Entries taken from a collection
------------------------
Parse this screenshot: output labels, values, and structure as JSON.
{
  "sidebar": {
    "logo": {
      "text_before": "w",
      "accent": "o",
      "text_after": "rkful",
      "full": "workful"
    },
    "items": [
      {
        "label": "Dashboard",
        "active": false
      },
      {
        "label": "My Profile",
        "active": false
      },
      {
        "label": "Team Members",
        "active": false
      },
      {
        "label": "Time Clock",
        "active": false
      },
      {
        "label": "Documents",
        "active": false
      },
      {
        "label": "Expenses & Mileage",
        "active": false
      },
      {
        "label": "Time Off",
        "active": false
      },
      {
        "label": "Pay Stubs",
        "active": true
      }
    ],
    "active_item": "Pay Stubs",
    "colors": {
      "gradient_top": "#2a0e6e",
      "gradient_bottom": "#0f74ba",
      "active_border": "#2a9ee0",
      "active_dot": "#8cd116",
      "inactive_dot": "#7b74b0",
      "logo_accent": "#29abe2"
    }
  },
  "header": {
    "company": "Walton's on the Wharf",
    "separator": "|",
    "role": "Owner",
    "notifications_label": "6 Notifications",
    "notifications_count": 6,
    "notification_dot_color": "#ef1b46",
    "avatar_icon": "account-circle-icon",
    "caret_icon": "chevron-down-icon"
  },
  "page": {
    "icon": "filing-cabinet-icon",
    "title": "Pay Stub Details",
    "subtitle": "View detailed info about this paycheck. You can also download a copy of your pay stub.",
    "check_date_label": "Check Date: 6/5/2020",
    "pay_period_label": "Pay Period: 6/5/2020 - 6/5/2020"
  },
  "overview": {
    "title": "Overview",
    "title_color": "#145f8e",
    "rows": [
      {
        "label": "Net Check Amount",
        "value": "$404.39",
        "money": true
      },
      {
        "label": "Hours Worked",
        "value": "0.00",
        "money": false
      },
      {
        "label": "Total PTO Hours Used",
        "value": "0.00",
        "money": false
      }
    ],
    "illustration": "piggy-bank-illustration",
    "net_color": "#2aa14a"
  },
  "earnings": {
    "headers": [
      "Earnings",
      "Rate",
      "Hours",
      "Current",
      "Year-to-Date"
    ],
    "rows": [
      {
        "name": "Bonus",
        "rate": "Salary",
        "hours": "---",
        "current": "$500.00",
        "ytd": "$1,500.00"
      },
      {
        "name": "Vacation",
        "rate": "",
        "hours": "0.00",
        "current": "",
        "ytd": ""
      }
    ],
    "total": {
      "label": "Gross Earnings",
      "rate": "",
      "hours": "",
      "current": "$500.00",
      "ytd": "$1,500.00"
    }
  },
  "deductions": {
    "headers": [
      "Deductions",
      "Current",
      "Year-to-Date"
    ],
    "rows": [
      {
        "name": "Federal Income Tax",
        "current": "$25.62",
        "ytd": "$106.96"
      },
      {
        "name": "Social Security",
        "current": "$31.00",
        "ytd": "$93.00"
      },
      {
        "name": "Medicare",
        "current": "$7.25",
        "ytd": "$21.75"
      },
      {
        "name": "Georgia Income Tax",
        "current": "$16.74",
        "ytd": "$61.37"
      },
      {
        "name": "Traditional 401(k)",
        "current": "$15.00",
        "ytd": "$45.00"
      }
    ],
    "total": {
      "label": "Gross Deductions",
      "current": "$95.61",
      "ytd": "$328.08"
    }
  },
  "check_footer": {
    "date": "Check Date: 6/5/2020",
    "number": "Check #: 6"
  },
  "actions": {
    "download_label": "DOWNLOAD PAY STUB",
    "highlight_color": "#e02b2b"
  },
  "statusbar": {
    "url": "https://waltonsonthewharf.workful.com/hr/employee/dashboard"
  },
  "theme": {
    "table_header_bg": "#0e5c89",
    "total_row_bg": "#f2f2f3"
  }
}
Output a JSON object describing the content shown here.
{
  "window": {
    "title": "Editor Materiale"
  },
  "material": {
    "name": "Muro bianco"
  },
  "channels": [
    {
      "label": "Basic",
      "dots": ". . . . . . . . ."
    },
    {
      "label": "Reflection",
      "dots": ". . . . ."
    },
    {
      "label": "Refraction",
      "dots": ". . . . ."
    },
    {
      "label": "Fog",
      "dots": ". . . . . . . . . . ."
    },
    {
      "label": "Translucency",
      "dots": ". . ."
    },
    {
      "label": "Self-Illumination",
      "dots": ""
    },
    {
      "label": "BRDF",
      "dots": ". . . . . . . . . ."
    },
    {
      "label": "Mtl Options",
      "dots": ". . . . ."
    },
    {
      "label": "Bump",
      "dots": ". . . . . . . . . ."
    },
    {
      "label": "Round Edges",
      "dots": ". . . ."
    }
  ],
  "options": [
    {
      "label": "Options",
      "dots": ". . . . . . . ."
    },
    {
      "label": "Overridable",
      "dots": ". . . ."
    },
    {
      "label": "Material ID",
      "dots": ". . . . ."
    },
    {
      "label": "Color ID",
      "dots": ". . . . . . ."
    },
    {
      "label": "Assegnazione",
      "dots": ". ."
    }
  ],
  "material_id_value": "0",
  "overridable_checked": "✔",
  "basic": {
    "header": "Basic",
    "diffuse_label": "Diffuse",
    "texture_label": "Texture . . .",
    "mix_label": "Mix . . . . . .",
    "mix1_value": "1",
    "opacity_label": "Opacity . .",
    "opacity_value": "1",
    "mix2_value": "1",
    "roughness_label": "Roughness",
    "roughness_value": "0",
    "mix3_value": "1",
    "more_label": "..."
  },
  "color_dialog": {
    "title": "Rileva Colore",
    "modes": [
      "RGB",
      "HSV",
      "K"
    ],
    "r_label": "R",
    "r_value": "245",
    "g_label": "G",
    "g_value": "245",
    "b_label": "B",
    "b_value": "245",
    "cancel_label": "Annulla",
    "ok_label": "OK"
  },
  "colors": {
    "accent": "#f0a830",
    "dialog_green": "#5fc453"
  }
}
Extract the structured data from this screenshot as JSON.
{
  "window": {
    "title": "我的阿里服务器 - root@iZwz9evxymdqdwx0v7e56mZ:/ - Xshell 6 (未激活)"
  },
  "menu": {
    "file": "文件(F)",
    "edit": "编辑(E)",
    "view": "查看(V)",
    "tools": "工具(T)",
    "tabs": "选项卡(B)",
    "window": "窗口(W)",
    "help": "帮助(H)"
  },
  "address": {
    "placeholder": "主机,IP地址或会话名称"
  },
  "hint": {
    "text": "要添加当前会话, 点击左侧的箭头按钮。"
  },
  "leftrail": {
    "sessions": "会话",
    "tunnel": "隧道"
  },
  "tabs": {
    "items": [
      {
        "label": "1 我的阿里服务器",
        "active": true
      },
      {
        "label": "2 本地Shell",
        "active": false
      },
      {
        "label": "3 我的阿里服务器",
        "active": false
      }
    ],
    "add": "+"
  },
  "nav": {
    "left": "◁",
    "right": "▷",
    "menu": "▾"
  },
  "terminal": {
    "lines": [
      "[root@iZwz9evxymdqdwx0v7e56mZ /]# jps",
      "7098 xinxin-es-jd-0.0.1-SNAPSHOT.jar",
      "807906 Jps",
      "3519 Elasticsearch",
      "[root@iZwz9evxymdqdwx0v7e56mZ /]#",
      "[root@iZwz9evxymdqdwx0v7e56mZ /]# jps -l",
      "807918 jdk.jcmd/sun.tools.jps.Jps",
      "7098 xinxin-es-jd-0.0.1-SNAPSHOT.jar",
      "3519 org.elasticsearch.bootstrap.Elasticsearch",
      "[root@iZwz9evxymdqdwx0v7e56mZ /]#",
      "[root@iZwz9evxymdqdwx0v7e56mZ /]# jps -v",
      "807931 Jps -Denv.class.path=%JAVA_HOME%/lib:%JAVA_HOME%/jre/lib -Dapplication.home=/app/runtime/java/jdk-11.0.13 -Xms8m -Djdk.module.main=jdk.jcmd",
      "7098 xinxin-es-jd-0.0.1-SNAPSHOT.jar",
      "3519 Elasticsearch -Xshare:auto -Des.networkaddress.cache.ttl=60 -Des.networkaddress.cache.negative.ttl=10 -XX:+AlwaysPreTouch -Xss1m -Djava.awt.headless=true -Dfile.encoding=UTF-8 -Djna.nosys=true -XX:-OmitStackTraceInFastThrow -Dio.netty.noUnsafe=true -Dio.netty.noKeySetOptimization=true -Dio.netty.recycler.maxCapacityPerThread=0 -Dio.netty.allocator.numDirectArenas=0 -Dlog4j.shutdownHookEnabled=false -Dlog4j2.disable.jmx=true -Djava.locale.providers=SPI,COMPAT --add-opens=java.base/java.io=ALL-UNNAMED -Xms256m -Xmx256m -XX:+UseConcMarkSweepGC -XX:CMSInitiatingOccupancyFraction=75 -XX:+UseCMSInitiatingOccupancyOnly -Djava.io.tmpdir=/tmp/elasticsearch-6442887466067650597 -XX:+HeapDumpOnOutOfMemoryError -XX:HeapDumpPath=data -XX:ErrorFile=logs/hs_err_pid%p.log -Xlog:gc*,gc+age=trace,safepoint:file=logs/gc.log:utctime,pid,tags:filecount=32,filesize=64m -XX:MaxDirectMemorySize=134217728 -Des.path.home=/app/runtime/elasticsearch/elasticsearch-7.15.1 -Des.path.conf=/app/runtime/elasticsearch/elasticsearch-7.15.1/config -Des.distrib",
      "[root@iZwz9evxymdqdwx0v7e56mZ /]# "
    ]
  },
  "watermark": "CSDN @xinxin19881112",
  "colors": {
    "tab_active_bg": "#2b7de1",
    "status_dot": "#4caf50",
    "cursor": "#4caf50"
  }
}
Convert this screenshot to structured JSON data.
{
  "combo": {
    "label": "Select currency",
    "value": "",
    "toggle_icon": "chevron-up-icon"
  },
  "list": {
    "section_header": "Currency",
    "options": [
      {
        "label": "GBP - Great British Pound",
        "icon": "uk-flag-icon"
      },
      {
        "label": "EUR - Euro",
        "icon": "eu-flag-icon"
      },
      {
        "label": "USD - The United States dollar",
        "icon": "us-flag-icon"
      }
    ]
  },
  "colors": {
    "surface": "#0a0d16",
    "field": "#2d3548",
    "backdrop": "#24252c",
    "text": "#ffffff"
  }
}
------------------------
### OBJECTIVE
Scan the entries above for the word "this" and collect each line holding it.

### IN RESPONSE
Parse this screenshot: output labels, values, and structure as JSON.
    "subtitle": "View detailed info about this paycheck. You can also download a copy of your pay stub.",
Extract the structured data from this screenshot as JSON.
Convert this screenshot to structured JSON data.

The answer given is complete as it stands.